### STORED ROWS
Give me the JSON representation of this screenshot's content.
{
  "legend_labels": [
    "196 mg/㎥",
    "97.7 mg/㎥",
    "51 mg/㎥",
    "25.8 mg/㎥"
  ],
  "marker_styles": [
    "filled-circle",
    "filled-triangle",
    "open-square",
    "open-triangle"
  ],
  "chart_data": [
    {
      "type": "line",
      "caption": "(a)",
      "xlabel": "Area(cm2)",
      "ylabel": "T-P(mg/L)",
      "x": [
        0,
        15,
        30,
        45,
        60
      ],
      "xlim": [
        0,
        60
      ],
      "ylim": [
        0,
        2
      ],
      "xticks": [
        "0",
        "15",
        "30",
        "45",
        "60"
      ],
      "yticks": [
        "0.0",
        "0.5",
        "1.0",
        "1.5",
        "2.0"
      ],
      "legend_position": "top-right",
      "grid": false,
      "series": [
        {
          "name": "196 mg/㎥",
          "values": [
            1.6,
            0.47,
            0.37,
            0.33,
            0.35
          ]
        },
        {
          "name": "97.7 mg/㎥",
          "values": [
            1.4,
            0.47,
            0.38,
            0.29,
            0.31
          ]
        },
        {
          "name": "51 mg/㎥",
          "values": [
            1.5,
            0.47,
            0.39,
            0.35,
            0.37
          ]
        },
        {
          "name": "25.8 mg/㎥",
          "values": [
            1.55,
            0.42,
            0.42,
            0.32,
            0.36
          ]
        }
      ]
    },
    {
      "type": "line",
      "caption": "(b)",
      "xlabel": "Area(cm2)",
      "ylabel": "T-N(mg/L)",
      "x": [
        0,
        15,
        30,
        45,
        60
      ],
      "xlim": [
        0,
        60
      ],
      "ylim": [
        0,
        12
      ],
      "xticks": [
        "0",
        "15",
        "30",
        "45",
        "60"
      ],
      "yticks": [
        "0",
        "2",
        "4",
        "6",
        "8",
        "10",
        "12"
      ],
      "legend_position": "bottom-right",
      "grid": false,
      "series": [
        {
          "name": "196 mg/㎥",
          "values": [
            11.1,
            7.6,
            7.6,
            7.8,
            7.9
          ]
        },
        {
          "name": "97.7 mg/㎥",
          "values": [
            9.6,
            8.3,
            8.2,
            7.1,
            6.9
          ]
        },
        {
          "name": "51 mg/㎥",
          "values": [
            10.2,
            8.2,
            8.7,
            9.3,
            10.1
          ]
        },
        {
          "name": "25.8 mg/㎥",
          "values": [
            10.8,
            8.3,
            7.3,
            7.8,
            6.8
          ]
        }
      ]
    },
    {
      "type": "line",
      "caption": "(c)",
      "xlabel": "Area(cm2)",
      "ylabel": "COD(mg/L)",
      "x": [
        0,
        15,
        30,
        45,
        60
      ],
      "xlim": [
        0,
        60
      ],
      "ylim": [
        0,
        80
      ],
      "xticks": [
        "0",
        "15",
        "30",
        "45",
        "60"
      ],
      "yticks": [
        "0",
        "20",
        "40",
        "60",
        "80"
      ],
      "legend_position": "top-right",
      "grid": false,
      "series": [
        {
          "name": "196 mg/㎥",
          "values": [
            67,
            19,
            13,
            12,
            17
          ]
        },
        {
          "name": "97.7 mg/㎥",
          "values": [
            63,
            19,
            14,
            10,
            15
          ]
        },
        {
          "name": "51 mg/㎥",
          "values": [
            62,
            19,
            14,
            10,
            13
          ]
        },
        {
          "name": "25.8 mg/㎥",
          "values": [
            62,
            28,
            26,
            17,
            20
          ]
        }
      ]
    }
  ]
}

### SET PROBLEM
Copy all data exactly, start to finish.

### WRITTEN RESPONSE
Give me the JSON representation of this screenshot's content.
{
  "legend_labels": [
    "196 mg/㎥",
    "97.7 mg/㎥",
    "51 mg/㎥",
    "25.8 mg/㎥"
  ],
  "marker_styles": [
    "filled-circle",
    "filled-triangle",
    "open-square",
    "open-triangle"
  ],
  "chart_data": [
    {
      "type": "line",
      "caption": "(a)",
      "xlabel": "Area(cm2)",
      "ylabel": "T-P(mg/L)",
      "x": [
        0,
        15,
        30,
        45,
        60
      ],
      "xlim": [
        0,
        60
      ],
      "ylim": [
        0,
        2
      ],
      "xticks": [
        "0",
        "15",
        "30",
        "45",
        "60"
      ],
      "yticks": [
        "0.0",
        "0.5",
        "1.0",
        "1.5",
        "2.0"
      ],
      "legend_position": "top-right",
      "grid": false,
      "series": [
        {
          "name": "196 mg/㎥",
          "values": [
            1.6,
            0.47,
            0.37,
            0.33,
            0.35
          ]
        },
        {
          "name": "97.7 mg/㎥",
          "values": [
            1.4,
            0.47,
            0.38,
            0.29,
            0.31
          ]
        },
        {
          "name": "51 mg/㎥",
          "values": [
            1.5,
            0.47,
            0.39,
            0.35,
            0.37
          ]
        },
        {
          "name": "25.8 mg/㎥",
          "values": [
            1.55,
            0.42,
            0.42,
            0.32,
            0.36
          ]
        }
      ]
    },
    {
      "type": "line",
      "caption": "(b)",
      "xlabel": "Area(cm2)",
      "ylabel": "T-N(mg/L)",
      "x": [
        0,
        15,
        30,
        45,
        60
      ],
      "xlim": [
        0,
        60
      ],
      "ylim": [
        0,
        12
      ],
      "xticks": [
        "0",
        "15",
        "30",
        "45",
        "60"
      ],
      "yticks": [
        "0",
        "2",
        "4",
        "6",
        "8",
        "10",
        "12"
      ],
      "legend_position": "bottom-right",
      "grid": false,
      "series": [
        {
          "name": "196 mg/㎥",
          "values": [
            11.1,
            7.6,
            7.6,
            7.8,
            7.9
          ]
        },
        {
          "name": "97.7 mg/㎥",
          "values": [
            9.6,
            8.3,
            8.2,
            7.1,
            6.9
          ]
        },
        {
          "name": "51 mg/㎥",
          "values": [
            10.2,
            8.2,
            8.7,
            9.3,
            10.1
          ]
        },
        {
          "name": "25.8 mg/㎥",
          "values": [
            10.8,
            8.3,
            7.3,
            7.8,
            6.8
          ]
        }
      ]
    },
    {
      "type": "line",
      "caption": "(c)",
      "xlabel": "Area(cm2)",
      "ylabel": "COD(mg/L)",
      "x": [
        0,
        15,
        30,
        45,
        60
      ],
      "xlim": [
        0,
        60
      ],
      "ylim": [
        0,
        80
      ],
      "xticks": [
        "0",
        "15",
        "30",
        "45",
        "60"
      ],
      "yticks": [
        "0",
        "20",
        "40",
        "60",
        "80"
      ],
      "legend_position": "top-right",
      "grid": false,
      "series": [
        {
          "name": "196 mg/㎥",
          "values": [
            67,
            19,
            13,
            12,
            17
          ]
        },
        {
          "name": "97.7 mg/㎥",
          "values": [
            63,
            19,
            14,
            10,
            15
          ]
        },
        {
          "name": "51 mg/㎥",
          "values": [
            62,
            19,
            14,
            10,
            13
          ]
        },
        {
          "name": "25.8 mg/㎥",
          "values": [
            62,
            28,
            26,
            17,
            20
          ]
        }
      ]
    }
  ]
}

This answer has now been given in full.